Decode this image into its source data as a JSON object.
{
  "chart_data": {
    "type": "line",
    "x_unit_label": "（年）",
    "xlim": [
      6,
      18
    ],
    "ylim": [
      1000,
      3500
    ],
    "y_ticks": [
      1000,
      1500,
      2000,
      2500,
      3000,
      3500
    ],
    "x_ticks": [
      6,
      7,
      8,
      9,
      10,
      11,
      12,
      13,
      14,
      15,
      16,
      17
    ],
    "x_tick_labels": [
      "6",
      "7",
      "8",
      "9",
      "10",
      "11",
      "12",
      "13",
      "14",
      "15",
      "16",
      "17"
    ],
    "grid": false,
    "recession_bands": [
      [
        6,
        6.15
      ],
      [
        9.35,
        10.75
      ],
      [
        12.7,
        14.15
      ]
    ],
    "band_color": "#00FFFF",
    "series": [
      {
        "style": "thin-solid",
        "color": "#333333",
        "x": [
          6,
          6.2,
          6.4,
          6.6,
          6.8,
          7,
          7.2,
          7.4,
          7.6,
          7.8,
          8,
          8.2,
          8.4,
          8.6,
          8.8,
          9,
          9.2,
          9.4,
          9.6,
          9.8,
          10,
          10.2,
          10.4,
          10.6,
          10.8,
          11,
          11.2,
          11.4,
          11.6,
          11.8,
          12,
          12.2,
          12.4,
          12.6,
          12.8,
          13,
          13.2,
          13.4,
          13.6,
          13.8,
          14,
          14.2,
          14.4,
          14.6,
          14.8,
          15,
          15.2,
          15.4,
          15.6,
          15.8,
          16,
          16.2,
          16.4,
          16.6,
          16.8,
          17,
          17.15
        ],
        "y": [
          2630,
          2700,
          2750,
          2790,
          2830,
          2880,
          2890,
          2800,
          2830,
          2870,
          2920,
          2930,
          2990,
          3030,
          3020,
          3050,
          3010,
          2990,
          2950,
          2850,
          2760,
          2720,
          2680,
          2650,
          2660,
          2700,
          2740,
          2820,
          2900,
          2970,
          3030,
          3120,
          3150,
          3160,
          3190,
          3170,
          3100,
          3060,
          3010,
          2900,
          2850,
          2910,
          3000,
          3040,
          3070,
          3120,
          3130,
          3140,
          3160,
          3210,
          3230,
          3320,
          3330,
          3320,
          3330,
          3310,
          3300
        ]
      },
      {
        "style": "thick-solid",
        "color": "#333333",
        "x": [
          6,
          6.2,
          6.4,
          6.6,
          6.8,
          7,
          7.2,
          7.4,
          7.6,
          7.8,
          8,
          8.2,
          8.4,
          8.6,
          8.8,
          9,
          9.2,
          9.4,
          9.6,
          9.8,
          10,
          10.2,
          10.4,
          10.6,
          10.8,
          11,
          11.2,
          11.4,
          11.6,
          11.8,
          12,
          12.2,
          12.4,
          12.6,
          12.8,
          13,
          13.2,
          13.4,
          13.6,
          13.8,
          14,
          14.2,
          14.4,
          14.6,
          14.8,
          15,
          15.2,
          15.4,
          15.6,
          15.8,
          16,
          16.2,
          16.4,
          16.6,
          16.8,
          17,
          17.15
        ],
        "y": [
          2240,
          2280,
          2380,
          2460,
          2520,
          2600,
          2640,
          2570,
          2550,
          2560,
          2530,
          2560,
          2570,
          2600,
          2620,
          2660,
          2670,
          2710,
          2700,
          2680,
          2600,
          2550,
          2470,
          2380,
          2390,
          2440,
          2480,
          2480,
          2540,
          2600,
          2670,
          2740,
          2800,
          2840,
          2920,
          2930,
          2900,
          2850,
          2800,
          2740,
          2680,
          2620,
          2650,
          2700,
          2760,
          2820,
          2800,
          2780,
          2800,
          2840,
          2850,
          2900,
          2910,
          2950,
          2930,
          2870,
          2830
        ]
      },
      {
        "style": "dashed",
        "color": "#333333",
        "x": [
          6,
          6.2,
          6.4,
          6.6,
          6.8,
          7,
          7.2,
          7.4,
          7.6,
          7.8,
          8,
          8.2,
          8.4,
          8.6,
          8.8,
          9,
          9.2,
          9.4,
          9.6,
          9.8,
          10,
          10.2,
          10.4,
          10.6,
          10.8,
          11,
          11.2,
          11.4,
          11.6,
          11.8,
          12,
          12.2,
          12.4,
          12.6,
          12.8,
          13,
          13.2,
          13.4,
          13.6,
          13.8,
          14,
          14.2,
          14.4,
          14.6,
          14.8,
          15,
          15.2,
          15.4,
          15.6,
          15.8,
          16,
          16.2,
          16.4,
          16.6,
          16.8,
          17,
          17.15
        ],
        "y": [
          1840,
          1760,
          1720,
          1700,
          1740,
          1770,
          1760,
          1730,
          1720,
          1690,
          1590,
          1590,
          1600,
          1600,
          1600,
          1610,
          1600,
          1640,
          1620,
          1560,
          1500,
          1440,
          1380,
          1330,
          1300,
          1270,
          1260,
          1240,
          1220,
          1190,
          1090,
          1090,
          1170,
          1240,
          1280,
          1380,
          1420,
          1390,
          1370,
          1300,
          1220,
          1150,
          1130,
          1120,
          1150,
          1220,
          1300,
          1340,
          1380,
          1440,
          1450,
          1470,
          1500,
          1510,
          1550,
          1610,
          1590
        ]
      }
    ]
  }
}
--*--
THE PROBLEM →
Above are the records; retype every one exactly.

SOLUTION TO THE EXERCISE →
Decode this image into its source data as a JSON object.
{
  "chart_data": {
    "type": "line",
    "x_unit_label": "（年）",
    "xlim": [
      6,
      18
    ],
    "ylim": [
      1000,
      3500
    ],
    "y_ticks": [
      1000,
      1500,
      2000,
      2500,
      3000,
      3500
    ],
    "x_ticks": [
      6,
      7,
      8,
      9,
      10,
      11,
      12,
      13,
      14,
      15,
      16,
      17
    ],
    "x_tick_labels": [
      "6",
      "7",
      "8",
      "9",
      "10",
      "11",
      "12",
      "13",
      "14",
      "15",
      "16",
      "17"
    ],
    "grid": false,
    "recession_bands": [
      [
        6,
        6.15
      ],
      [
        9.35,
        10.75
      ],
      [
        12.7,
        14.15
      ]
    ],
    "band_color": "#00FFFF",
    "series": [
      {
        "style": "thin-solid",
        "color": "#333333",
        "x": [
          6,
          6.2,
          6.4,
          6.6,
          6.8,
          7,
          7.2,
          7.4,
          7.6,
          7.8,
          8,
          8.2,
          8.4,
          8.6,
          8.8,
          9,
          9.2,
          9.4,
          9.6,
          9.8,
          10,
          10.2,
          10.4,
          10.6,
          10.8,
          11,
          11.2,
          11.4,
          11.6,
          11.8,
          12,
          12.2,
          12.4,
          12.6,
          12.8,
          13,
          13.2,
          13.4,
          13.6,
          13.8,
          14,
          14.2,
          14.4,
          14.6,
          14.8,
          15,
          15.2,
          15.4,
          15.6,
          15.8,
          16,
          16.2,
          16.4,
          16.6,
          16.8,
          17,
          17.15
        ],
        "y": [
          2630,
          2700,
          2750,
          2790,
          2830,
          2880,
          2890,
          2800,
          2830,
          2870,
          2920,
          2930,
          2990,
          3030,
          3020,
          3050,
          3010,
          2990,
          2950,
          2850,
          2760,
          2720,
          2680,
          2650,
          2660,
          2700,
          2740,
          2820,
          2900,
          2970,
          3030,
          3120,
          3150,
          3160,
          3190,
          3170,
          3100,
          3060,
          3010,
          2900,
          2850,
          2910,
          3000,
          3040,
          3070,
          3120,
          3130,
          3140,
          3160,
          3210,
          3230,
          3320,
          3330,
          3320,
          3330,
          3310,
          3300
        ]
      },
      {
        "style": "thick-solid",
        "color": "#333333",
        "x": [
          6,
          6.2,
          6.4,
          6.6,
          6.8,
          7,
          7.2,
          7.4,
          7.6,
          7.8,
          8,
          8.2,
          8.4,
          8.6,
          8.8,
          9,
          9.2,
          9.4,
          9.6,
          9.8,
          10,
          10.2,
          10.4,
          10.6,
          10.8,
          11,
          11.2,
          11.4,
          11.6,
          11.8,
          12,
          12.2,
          12.4,
          12.6,
          12.8,
          13,
          13.2,
          13.4,
          13.6,
          13.8,
          14,
          14.2,
          14.4,
          14.6,
          14.8,
          15,
          15.2,
          15.4,
          15.6,
          15.8,
          16,
          16.2,
          16.4,
          16.6,
          16.8,
          17,
          17.15
        ],
        "y": [
          2240,
          2280,
          2380,
          2460,
          2520,
          2600,
          2640,
          2570,
          2550,
          2560,
          2530,
          2560,
          2570,
          2600,
          2620,
          2660,
          2670,
          2710,
          2700,
          2680,
          2600,
          2550,
          2470,
          2380,
          2390,
          2440,
          2480,
          2480,
          2540,
          2600,
          2670,
          2740,
          2800,
          2840,
          2920,
          2930,
          2900,
          2850,
          2800,
          2740,
          2680,
          2620,
          2650,
          2700,
          2760,
          2820,
          2800,
          2780,
          2800,
          2840,
          2850,
          2900,
          2910,
          2950,
          2930,
          2870,
          2830
        ]
      },
      {
        "style": "dashed",
        "color": "#333333",
        "x": [
          6,
          6.2,
          6.4,
          6.6,
          6.8,
          7,
          7.2,
          7.4,
          7.6,
          7.8,
          8,
          8.2,
          8.4,
          8.6,
          8.8,
          9,
          9.2,
          9.4,
          9.6,
          9.8,
          10,
          10.2,
          10.4,
          10.6,
          10.8,
          11,
          11.2,
          11.4,
          11.6,
          11.8,
          12,
          12.2,
          12.4,
          12.6,
          12.8,
          13,
          13.2,
          13.4,
          13.6,
          13.8,
          14,
          14.2,
          14.4,
          14.6,
          14.8,
          15,
          15.2,
          15.4,
          15.6,
          15.8,
          16,
          16.2,
          16.4,
          16.6,
          16.8,
          17,
          17.15
        ],
        "y": [
          1840,
          1760,
          1720,
          1700,
          1740,
          1770,
          1760,
          1730,
          1720,
          1690,
          1590,
          1590,
          1600,
          1600,
          1600,
          1610,
          1600,
          1640,
          1620,
          1560,
          1500,
          1440,
          1380,
          1330,
          1300,
          1270,
          1260,
          1240,
          1220,
          1190,
          1090,
          1090,
          1170,
          1240,
          1280,
          1380,
          1420,
          1390,
          1370,
          1300,
          1220,
          1150,
          1130,
          1120,
          1150,
          1220,
          1300,
          1340,
          1380,
          1440,
          1450,
          1470,
          1500,
          1510,
          1550,
          1610,
          1590
        ]
      }
    ]
  }
}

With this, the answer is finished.